Challenge:
Copy out the complete listing, word for word.

(Figure dataset records)
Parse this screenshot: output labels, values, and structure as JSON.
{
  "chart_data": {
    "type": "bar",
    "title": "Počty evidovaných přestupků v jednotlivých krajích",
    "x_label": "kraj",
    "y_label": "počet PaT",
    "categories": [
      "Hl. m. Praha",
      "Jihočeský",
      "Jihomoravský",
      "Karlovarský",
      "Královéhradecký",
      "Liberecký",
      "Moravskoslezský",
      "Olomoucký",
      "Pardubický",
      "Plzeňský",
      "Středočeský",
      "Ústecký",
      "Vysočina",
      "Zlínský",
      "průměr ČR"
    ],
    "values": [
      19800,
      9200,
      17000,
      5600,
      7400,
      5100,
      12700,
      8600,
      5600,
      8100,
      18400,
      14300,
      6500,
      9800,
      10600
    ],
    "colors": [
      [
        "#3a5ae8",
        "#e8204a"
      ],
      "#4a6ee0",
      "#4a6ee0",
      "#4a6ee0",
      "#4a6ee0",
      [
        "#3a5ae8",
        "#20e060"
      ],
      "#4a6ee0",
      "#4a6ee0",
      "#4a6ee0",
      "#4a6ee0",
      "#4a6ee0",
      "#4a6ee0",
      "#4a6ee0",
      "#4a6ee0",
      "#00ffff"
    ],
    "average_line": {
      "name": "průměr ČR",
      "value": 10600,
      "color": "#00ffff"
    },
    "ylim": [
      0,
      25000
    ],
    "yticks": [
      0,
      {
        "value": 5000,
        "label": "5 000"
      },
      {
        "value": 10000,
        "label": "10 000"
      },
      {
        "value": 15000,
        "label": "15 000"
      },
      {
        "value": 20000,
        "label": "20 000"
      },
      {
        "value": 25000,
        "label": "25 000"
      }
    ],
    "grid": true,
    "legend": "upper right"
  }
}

Response to the task:
Parse this screenshot: output labels, values, and structure as JSON.
{
  "chart_data": {
    "type": "bar",
    "title": "Počty evidovaných přestupků v jednotlivých krajích",
    "x_label": "kraj",
    "y_label": "počet PaT",
    "categories": [
      "Hl. m. Praha",
      "Jihočeský",
      "Jihomoravský",
      "Karlovarský",
      "Královéhradecký",
      "Liberecký",
      "Moravskoslezský",
      "Olomoucký",
      "Pardubický",
      "Plzeňský",
      "Středočeský",
      "Ústecký",
      "Vysočina",
      "Zlínský",
      "průměr ČR"
    ],
    "values": [
      19800,
      9200,
      17000,
      5600,
      7400,
      5100,
      12700,
      8600,
      5600,
      8100,
      18400,
      14300,
      6500,
      9800,
      10600
    ],
    "colors": [
      [
        "#3a5ae8",
        "#e8204a"
      ],
      "#4a6ee0",
      "#4a6ee0",
      "#4a6ee0",
      "#4a6ee0",
      [
        "#3a5ae8",
        "#20e060"
      ],
      "#4a6ee0",
      "#4a6ee0",
      "#4a6ee0",
      "#4a6ee0",
      "#4a6ee0",
      "#4a6ee0",
      "#4a6ee0",
      "#4a6ee0",
      "#00ffff"
    ],
    "average_line": {
      "name": "průměr ČR",
      "value": 10600,
      "color": "#00ffff"
    },
    "ylim": [
      0,
      25000
    ],
    "yticks": [
      0,
      {
        "value": 5000,
        "label": "5 000"
      },
      {
        "value": 10000,
        "label": "10 000"
      },
      {
        "value": 15000,
        "label": "15 000"
      },
      {
        "value": 20000,
        "label": "20 000"
      },
      {
        "value": 25000,
        "label": "25 000"
      }
    ],
    "grid": true,
    "legend": "upper right"
  }
}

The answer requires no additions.